Task: Repeat the whole listing below, word for word.

Data excerpts:

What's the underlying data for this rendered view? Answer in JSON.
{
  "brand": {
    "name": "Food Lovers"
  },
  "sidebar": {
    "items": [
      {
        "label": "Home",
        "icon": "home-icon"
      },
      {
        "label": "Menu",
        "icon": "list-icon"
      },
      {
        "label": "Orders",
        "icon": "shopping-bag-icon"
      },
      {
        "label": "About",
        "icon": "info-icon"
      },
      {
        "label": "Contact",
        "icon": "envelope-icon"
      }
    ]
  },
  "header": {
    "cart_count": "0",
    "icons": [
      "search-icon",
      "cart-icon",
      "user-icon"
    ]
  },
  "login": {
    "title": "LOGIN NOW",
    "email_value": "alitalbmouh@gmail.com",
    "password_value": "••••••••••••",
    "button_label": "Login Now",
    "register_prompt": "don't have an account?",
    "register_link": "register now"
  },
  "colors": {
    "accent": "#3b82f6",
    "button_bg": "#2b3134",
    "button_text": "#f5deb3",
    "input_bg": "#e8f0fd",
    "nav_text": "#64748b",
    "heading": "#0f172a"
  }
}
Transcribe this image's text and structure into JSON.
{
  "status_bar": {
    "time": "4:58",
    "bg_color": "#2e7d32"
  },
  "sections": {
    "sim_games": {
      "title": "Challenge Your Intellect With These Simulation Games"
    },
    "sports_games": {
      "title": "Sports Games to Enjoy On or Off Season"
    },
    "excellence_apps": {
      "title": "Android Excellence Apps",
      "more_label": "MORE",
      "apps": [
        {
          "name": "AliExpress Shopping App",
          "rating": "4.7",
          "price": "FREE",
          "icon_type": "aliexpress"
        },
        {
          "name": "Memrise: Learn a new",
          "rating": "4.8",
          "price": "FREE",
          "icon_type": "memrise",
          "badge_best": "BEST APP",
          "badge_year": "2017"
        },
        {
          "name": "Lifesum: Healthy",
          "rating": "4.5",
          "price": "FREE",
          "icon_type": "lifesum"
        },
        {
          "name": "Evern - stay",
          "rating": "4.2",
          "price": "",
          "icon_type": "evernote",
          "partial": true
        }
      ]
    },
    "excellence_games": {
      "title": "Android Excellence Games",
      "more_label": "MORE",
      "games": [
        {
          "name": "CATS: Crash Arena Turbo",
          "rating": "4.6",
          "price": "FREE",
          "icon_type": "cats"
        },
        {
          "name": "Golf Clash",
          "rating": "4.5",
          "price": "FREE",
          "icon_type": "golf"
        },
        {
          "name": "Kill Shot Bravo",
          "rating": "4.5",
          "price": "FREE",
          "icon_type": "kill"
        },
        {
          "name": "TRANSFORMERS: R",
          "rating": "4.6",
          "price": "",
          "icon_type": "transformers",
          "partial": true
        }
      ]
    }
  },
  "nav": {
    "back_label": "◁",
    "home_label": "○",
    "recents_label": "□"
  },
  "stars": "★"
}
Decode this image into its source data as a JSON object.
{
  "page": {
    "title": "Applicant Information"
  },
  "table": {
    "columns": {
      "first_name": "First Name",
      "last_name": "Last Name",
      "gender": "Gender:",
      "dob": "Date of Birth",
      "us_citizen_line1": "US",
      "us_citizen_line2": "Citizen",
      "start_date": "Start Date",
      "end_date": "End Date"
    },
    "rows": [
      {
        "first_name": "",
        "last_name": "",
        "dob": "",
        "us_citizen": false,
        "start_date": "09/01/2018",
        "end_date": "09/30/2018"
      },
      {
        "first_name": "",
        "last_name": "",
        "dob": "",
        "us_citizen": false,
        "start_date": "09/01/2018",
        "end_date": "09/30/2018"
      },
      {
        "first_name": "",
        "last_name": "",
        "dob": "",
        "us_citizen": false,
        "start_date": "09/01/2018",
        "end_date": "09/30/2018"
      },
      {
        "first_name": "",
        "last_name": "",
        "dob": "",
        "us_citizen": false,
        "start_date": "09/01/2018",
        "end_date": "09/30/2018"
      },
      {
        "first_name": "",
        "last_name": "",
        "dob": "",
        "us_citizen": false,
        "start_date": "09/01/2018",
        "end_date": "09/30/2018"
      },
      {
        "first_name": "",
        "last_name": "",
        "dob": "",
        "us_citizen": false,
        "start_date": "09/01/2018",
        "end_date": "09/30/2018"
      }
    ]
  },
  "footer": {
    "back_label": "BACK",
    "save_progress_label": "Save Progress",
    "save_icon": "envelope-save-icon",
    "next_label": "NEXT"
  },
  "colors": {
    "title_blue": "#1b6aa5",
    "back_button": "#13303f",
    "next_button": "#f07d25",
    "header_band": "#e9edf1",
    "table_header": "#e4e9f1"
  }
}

Answer to this exercise:
What's the underlying data for this rendered view? Answer in JSON.
{
  "brand": {
    "name": "Food Lovers"
  },
  "sidebar": {
    "items": [
      {
        "label": "Home",
        "icon": "home-icon"
      },
      {
        "label": "Menu",
        "icon": "list-icon"
      },
      {
        "label": "Orders",
        "icon": "shopping-bag-icon"
      },
      {
        "label": "About",
        "icon": "info-icon"
      },
      {
        "label": "Contact",
        "icon": "envelope-icon"
      }
    ]
  },
  "header": {
    "cart_count": "0",
    "icons": [
      "search-icon",
      "cart-icon",
      "user-icon"
    ]
  },
  "login": {
    "title": "LOGIN NOW",
    "email_value": "alitalbmouh@gmail.com",
    "password_value": "••••••••••••",
    "button_label": "Login Now",
    "register_prompt": "don't have an account?",
    "register_link": "register now"
  },
  "colors": {
    "accent": "#3b82f6",
    "button_bg": "#2b3134",
    "button_text": "#f5deb3",
    "input_bg": "#e8f0fd",
    "nav_text": "#64748b",
    "heading": "#0f172a"
  }
}
Transcribe this image's text and structure into JSON.
{
  "status_bar": {
    "time": "4:58",
    "bg_color": "#2e7d32"
  },
  "sections": {
    "sim_games": {
      "title": "Challenge Your Intellect With These Simulation Games"
    },
    "sports_games": {
      "title": "Sports Games to Enjoy On or Off Season"
    },
    "excellence_apps": {
      "title": "Android Excellence Apps",
      "more_label": "MORE",
      "apps": [
        {
          "name": "AliExpress Shopping App",
          "rating": "4.7",
          "price": "FREE",
          "icon_type": "aliexpress"
        },
        {
          "name": "Memrise: Learn a new",
          "rating": "4.8",
          "price": "FREE",
          "icon_type": "memrise",
          "badge_best": "BEST APP",
          "badge_year": "2017"
        },
        {
          "name": "Lifesum: Healthy",
          "rating": "4.5",
          "price": "FREE",
          "icon_type": "lifesum"
        },
        {
          "name": "Evern - stay",
          "rating": "4.2",
          "price": "",
          "icon_type": "evernote",
          "partial": true
        }
      ]
    },
    "excellence_games": {
      "title": "Android Excellence Games",
      "more_label": "MORE",
      "games": [
        {
          "name": "CATS: Crash Arena Turbo",
          "rating": "4.6",
          "price": "FREE",
          "icon_type": "cats"
        },
        {
          "name": "Golf Clash",
          "rating": "4.5",
          "price": "FREE",
          "icon_type": "golf"
        },
        {
          "name": "Kill Shot Bravo",
          "rating": "4.5",
          "price": "FREE",
          "icon_type": "kill"
        },
        {
          "name": "TRANSFORMERS: R",
          "rating": "4.6",
          "price": "",
          "icon_type": "transformers",
          "partial": true
        }
      ]
    }
  },
  "nav": {
    "back_label": "◁",
    "home_label": "○",
    "recents_label": "□"
  },
  "stars": "★"
}
Decode this image into its source data as a JSON object.
{
  "page": {
    "title": "Applicant Information"
  },
  "table": {
    "columns": {
      "first_name": "First Name",
      "last_name": "Last Name",
      "gender": "Gender:",
      "dob": "Date of Birth",
      "us_citizen_line1": "US",
      "us_citizen_line2": "Citizen",
      "start_date": "Start Date",
      "end_date": "End Date"
    },
    "rows": [
      {
        "first_name": "",
        "last_name": "",
        "dob": "",
        "us_citizen": false,
        "start_date": "09/01/2018",
        "end_date": "09/30/2018"
      },
      {
        "first_name": "",
        "last_name": "",
        "dob": "",
        "us_citizen": false,
        "start_date": "09/01/2018",
        "end_date": "09/30/2018"
      },
      {
        "first_name": "",
        "last_name": "",
        "dob": "",
        "us_citizen": false,
        "start_date": "09/01/2018",
        "end_date": "09/30/2018"
      },
      {
        "first_name": "",
        "last_name": "",
        "dob": "",
        "us_citizen": false,
        "start_date": "09/01/2018",
        "end_date": "09/30/2018"
      },
      {
        "first_name": "",
        "last_name": "",
        "dob": "",
        "us_citizen": false,
        "start_date": "09/01/2018",
        "end_date": "09/30/2018"
      },
      {
        "first_name": "",
        "last_name": "",
        "dob": "",
        "us_citizen": false,
        "start_date": "09/01/2018",
        "end_date": "09/30/2018"
      }
    ]
  },
  "footer": {
    "back_label": "BACK",
    "save_progress_label": "Save Progress",
    "save_icon": "envelope-save-icon",
    "next_label": "NEXT"
  },
  "colors": {
    "title_blue": "#1b6aa5",
    "back_button": "#13303f",
    "next_button": "#f07d25",
    "header_band": "#e9edf1",
    "table_header": "#e4e9f1"
  }
}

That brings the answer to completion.